TO DO: Copy each line that has the string "structured" somewhere in it.

DATA TO USE:
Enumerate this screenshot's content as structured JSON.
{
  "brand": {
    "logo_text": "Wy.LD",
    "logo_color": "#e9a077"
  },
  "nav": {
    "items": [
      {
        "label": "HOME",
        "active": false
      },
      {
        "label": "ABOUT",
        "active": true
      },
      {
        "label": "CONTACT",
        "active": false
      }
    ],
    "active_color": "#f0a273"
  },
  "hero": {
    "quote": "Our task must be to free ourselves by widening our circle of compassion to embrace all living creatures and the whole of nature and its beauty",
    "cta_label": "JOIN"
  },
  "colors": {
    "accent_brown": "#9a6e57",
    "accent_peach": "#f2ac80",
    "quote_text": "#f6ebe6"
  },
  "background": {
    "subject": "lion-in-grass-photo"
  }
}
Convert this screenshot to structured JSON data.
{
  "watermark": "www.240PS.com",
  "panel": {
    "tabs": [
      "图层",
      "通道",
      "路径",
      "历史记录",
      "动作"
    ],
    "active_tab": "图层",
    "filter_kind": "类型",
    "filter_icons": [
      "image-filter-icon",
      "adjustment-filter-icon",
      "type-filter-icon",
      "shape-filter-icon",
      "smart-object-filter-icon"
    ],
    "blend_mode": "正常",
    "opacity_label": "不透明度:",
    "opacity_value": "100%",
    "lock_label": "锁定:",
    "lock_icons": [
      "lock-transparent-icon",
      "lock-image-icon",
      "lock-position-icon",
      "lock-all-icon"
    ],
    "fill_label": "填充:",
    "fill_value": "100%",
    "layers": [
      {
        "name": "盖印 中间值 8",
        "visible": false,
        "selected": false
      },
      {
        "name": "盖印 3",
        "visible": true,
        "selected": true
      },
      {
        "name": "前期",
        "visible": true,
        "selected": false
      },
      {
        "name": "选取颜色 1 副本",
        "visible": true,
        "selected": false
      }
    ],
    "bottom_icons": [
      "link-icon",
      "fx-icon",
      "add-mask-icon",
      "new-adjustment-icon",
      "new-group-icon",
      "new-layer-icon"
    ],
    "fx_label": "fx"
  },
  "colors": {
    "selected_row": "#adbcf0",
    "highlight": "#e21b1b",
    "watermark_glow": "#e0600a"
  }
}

OUTPUT FOR THIS TASK:
Enumerate this screenshot's content as structured JSON.
Convert this screenshot to structured JSON data.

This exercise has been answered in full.